Start of Supplied data

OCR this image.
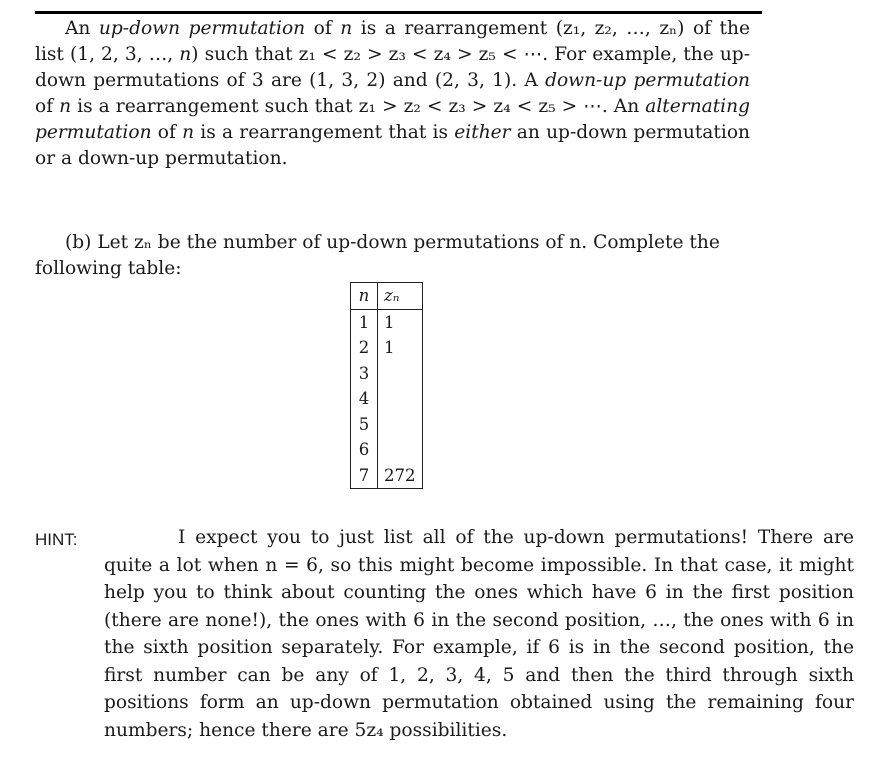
An up-down permutation of n is a rearrangement (z₁, z₂, …, zₙ) of the list (1, 2, 3, …, n) such that z₁ < z₂ > z₃ < z₄ > z₅ < ⋯. For example, the up-down permutations of 3 are (1, 3, 2) and (2, 3, 1). A down-up permutation of n is a rearrangement such that z₁ > z₂ < z₃ > z₄ < z₅ > ⋯. An alternating permutation of n is a rearrangement that is either an up-down permutation or a down-up permutation.
(b) Let zₙ be the number of up-down permutations of n. Complete the following table:
n	zₙ
1	1
2	1
3	
4	
5	
6	
7	272
HINT:	I expect you to just list all of the up-down permutations! There are quite a lot when n = 6, so this might become impossible. In that case, it might help you to think about counting the ones which have 6 in the first position (there are none!), the ones with 6 in the second position, …, the ones with 6 in the sixth position separately. For example, if 6 is in the second position, the first number can be any of 1, 2, 3, 4, 5 and then the third through sixth positions form an up-down permutation obtained using the remaining four numbers; hence there are 5z₄ possibilities.
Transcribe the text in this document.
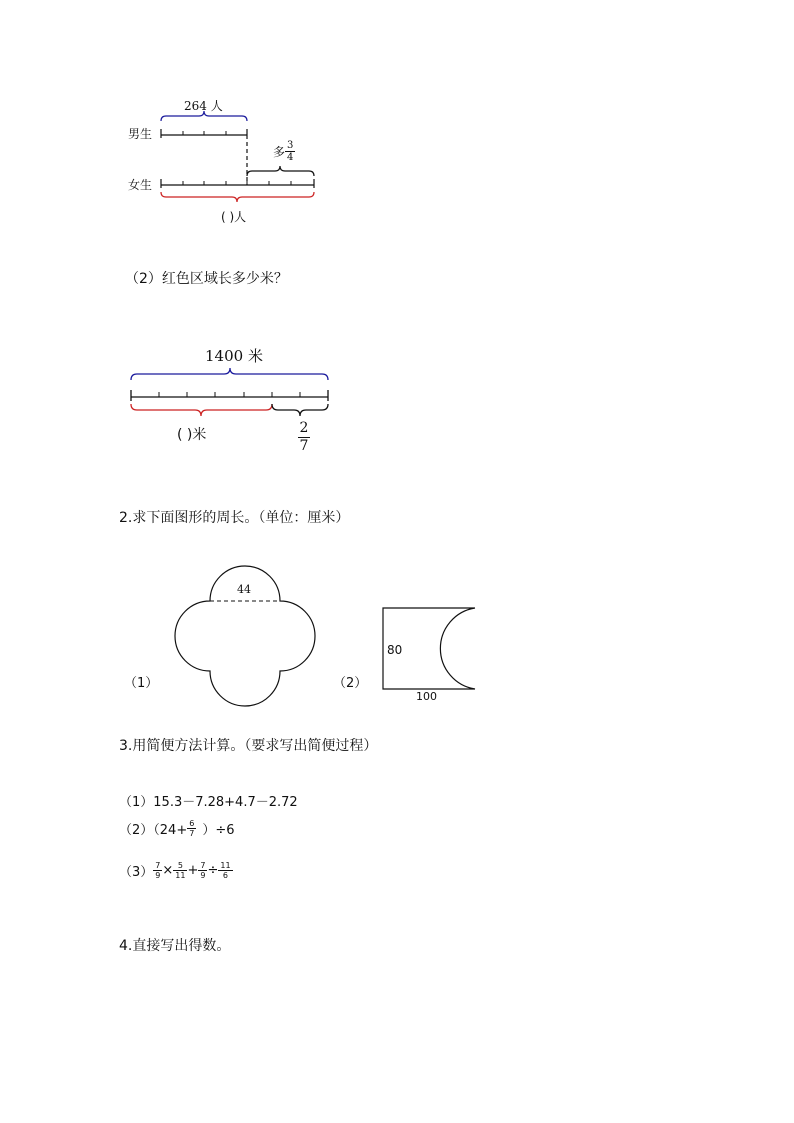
男生
女生
264 人
多 $\frac{3}{4}$
( )人
（2）红色区域长多少米？
1400 米
( )米	2
7
2.求下面图形的周长。（单位：厘米）
（1）
44
（2）
80
100
3.用简便方法计算。（要求写出简便过程）
（1）15.3－7.28+4.7－2.72
$(2)(24+ \frac{6}{7} )\div 6$
$(3) \frac{7}{9} \times \frac{5}{11} + \frac{7}{9} \div \frac{11}{6}$
4.直接写出得数。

End of Supplied data

Required work: Retype only the lines from the one with "Transcribe the text in this document." through the final line of the entries, please, and keep the pictures out.

Exercise response:
Transcribe the text in this document.
男生
女生
264 人
多 $\frac{3}{4}$
( )人
（2）红色区域长多少米？
1400 米
( )米	2
7
2.求下面图形的周长。（单位：厘米）
（1）
44
（2）
80
100
3.用简便方法计算。（要求写出简便过程）
（1）15.3－7.28+4.7－2.72
$(2)(24+ \frac{6}{7} )\div 6$
$(3) \frac{7}{9} \times \frac{5}{11} + \frac{7}{9} \div \frac{11}{6}$
4.直接写出得数。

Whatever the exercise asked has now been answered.